-- Given data follows --
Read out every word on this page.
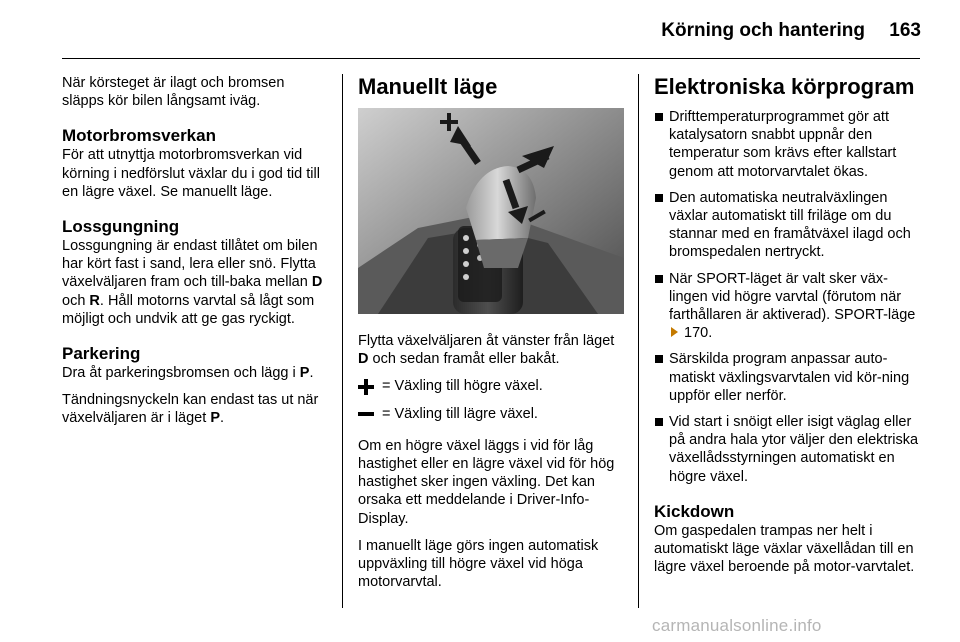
Körning och hantering 163

När körsteget är ilagt och bromsen släpps kör bilen långsamt iväg.

Motorbromsverkan

För att utnyttja motorbromsverkan vid körning i nedförslut växlar du i god tid till en lägre växel. Se manuellt läge.

Lossgungning

Lossgungning är endast tillåtet om bilen har kört fast i sand, lera eller snö. Flytta växelväljaren fram och till-baka mellan D och R. Håll motorns varvtal så lågt som möjligt och undvik att ge gas ryckigt.

Parkering

Dra åt parkeringsbromsen och lägg i P.

Tändningsnyckeln kan endast tas ut när växelväljaren är i läget P.

Manuellt läge

Flytta växelväljaren åt vänster från läget D och sedan framåt eller bakåt.

= Växling till högre växel.
= Växling till lägre växel.

Om en högre växel läggs i vid för låg hastighet eller en lägre växel vid för hög hastighet sker ingen växling. Det kan orsaka ett meddelande i Driver-Info-Display.

I manuellt läge görs ingen automatisk uppväxling till högre växel vid höga motorvarvtal.

Elektroniska körprogram
Drifttemperaturprogrammet gör att katalysatorn snabbt uppnår den temperatur som krävs efter kallstart genom att motorvarvtalet ökas.
Den automatiska neutralväxlingen växlar automatiskt till friläge om du stannar med en framåtväxel ilagd och bromspedalen nertryckt.
När SPORT-läget är valt sker väx-lingen vid högre varvtal (förutom när farthållaren är aktiverad). SPORT-läge  170.
Särskilda program anpassar auto-matiskt växlingsvarvtalen vid kör-ning uppför eller nerför.
Vid start i snöigt eller isigt väglag eller på andra hala ytor väljer den elektriska växellådsstyrningen automatiskt en högre växel.
Kickdown

Om gaspedalen trampas ner helt i automatiskt läge växlar växellådan till en lägre växel beroende på motor-varvtalet.

carmanualsonline.info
-- Given data concluded --
Within the material above, find every line containing the word "växlar" and copy it.

:: Exercise result ::
För att utnyttja motorbromsverkan vid körning i nedförslut växlar du i god tid till en lägre växel. Se manuellt läge.
Den automatiska neutralväxlingen växlar automatiskt till friläge om du stannar med en framåtväxel ilagd och bromspedalen nertryckt.
Om gaspedalen trampas ner helt i automatiskt läge växlar växellådan till en lägre växel beroende på motor-varvtalet.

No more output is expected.